* _PROVIDED MATERIAL_
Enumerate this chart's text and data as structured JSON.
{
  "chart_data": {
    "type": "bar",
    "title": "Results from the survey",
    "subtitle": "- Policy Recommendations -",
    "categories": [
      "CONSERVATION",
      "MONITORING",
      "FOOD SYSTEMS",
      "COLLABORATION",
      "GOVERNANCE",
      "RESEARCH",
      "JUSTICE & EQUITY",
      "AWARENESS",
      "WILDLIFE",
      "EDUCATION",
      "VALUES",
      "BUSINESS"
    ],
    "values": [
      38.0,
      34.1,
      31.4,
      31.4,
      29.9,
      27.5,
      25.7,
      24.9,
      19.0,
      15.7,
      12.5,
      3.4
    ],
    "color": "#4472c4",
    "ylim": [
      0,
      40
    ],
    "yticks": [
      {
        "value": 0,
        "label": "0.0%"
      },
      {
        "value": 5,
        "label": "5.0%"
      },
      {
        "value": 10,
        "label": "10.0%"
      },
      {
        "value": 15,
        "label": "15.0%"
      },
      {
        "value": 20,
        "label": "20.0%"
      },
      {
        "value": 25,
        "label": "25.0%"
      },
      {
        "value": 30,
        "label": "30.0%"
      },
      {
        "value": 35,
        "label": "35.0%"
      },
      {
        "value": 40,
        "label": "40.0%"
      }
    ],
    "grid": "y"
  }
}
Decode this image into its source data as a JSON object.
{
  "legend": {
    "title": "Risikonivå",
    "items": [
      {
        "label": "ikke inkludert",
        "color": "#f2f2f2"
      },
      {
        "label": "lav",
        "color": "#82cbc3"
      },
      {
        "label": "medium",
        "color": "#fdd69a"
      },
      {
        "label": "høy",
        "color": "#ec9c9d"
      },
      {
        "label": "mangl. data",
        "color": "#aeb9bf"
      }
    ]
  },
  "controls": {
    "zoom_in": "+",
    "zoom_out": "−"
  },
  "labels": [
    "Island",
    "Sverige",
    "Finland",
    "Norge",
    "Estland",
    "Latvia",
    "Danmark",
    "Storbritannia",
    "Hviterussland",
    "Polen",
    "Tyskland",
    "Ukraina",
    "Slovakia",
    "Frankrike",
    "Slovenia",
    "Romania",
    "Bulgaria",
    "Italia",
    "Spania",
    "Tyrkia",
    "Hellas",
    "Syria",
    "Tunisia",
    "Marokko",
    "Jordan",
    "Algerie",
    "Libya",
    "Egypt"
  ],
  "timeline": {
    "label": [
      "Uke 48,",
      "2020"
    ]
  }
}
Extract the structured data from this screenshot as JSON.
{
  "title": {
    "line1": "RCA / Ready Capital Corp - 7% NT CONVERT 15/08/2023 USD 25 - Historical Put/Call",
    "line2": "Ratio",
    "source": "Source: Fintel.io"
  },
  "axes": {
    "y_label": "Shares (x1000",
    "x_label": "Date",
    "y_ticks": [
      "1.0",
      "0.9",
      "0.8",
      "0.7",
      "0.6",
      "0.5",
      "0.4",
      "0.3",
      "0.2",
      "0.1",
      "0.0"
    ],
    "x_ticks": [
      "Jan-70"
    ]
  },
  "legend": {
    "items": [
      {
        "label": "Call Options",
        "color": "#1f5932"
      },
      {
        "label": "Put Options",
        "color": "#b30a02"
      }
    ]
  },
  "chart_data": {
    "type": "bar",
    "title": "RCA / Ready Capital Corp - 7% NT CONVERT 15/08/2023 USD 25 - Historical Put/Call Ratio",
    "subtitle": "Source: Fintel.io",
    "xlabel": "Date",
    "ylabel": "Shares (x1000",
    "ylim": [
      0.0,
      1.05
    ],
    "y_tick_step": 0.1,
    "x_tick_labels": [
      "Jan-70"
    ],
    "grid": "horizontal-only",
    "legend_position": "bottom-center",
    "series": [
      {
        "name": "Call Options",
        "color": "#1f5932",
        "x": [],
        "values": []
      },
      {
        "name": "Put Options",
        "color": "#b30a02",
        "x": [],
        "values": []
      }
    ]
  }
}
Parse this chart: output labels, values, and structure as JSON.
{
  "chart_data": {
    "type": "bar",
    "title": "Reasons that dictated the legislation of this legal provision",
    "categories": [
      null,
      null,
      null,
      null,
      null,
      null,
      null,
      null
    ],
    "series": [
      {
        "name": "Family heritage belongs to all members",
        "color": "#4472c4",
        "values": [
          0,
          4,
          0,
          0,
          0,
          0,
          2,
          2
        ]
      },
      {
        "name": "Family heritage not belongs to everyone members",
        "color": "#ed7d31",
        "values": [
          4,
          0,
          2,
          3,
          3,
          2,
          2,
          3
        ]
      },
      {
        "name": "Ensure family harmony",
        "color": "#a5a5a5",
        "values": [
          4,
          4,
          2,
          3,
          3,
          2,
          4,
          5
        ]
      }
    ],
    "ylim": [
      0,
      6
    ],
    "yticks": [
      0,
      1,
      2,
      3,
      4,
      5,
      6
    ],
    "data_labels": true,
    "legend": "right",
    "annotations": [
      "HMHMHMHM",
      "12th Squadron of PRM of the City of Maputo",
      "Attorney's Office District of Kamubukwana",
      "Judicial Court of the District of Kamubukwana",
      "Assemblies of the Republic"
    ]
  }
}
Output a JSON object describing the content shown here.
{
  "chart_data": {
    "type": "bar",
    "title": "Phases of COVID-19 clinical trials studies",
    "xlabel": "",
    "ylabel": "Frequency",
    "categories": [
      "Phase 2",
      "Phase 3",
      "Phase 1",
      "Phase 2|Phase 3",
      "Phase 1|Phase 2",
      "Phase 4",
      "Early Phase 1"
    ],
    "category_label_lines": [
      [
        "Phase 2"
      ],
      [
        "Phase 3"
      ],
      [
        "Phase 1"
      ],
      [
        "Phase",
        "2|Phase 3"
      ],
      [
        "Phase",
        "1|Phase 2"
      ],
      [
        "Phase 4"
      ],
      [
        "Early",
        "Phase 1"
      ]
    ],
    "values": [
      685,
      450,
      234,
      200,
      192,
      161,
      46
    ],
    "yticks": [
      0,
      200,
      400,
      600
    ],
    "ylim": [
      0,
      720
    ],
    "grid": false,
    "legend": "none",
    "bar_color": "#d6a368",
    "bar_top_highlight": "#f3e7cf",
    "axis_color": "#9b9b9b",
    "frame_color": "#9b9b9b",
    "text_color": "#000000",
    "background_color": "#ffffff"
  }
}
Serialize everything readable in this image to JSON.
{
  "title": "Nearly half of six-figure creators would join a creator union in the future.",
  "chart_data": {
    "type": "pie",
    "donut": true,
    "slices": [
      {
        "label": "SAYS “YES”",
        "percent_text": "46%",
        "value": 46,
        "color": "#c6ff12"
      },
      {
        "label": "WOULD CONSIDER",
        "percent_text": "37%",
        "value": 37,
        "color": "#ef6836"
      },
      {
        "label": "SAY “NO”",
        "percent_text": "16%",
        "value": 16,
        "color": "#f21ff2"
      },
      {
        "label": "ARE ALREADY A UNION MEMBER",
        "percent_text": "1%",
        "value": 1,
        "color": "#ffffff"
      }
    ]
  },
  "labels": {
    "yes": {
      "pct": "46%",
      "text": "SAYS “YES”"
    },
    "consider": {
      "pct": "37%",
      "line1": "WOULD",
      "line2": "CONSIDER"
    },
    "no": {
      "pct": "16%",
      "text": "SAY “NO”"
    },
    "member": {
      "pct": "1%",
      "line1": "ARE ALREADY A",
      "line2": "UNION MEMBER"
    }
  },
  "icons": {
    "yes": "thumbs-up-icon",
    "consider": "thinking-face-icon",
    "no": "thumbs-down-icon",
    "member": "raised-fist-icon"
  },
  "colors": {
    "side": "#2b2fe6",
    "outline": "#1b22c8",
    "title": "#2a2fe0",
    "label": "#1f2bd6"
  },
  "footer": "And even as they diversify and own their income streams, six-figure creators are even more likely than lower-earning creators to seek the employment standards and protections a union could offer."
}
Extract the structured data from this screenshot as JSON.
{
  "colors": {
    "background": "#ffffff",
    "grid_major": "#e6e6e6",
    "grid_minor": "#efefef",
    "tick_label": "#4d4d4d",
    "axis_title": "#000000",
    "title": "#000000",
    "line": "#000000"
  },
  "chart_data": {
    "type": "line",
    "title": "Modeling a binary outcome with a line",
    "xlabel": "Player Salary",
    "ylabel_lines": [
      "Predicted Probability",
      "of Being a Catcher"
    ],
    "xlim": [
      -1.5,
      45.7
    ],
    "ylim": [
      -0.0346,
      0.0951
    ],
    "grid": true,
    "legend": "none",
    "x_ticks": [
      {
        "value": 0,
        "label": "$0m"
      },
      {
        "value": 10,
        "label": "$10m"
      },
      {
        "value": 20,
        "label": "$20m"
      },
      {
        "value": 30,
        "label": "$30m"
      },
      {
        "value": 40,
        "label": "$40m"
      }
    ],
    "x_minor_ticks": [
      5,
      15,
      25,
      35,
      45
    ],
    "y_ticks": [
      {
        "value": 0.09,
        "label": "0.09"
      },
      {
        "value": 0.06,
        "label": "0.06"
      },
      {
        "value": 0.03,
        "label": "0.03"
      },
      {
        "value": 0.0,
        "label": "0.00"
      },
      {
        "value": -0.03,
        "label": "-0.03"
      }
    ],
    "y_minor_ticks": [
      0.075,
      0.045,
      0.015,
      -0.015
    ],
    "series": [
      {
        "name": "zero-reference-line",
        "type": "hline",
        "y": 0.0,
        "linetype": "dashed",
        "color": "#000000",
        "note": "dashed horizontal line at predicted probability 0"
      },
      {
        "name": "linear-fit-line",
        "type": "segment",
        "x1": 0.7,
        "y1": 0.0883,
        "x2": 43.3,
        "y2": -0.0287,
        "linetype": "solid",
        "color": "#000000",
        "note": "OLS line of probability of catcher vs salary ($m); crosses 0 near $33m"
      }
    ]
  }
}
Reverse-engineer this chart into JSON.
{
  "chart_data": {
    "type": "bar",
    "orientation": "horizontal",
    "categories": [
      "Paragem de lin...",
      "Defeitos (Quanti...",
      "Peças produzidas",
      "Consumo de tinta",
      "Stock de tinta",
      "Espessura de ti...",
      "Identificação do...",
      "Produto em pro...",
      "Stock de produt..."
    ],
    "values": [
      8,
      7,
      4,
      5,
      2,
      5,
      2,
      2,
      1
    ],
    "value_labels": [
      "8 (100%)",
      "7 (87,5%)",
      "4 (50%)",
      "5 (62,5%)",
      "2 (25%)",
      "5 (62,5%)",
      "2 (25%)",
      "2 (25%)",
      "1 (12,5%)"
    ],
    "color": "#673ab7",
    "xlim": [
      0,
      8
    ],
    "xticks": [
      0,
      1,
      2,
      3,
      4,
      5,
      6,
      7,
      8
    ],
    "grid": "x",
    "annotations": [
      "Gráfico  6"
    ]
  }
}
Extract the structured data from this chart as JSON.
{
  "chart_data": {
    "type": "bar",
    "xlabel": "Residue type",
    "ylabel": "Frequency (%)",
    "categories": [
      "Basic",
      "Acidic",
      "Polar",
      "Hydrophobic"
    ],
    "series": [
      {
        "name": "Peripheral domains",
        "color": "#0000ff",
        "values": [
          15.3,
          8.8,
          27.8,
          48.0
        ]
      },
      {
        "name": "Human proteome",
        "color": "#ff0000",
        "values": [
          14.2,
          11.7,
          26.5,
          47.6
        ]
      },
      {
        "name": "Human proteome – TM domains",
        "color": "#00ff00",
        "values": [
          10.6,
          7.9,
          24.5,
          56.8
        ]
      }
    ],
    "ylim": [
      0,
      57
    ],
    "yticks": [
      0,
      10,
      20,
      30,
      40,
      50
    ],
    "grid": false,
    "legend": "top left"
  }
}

* _WHAT IS ASKED_
List every line above containing the word "object".

* _TASK RESPONSE_
Decode this image into its source data as a JSON object.
Output a JSON object describing the content shown here.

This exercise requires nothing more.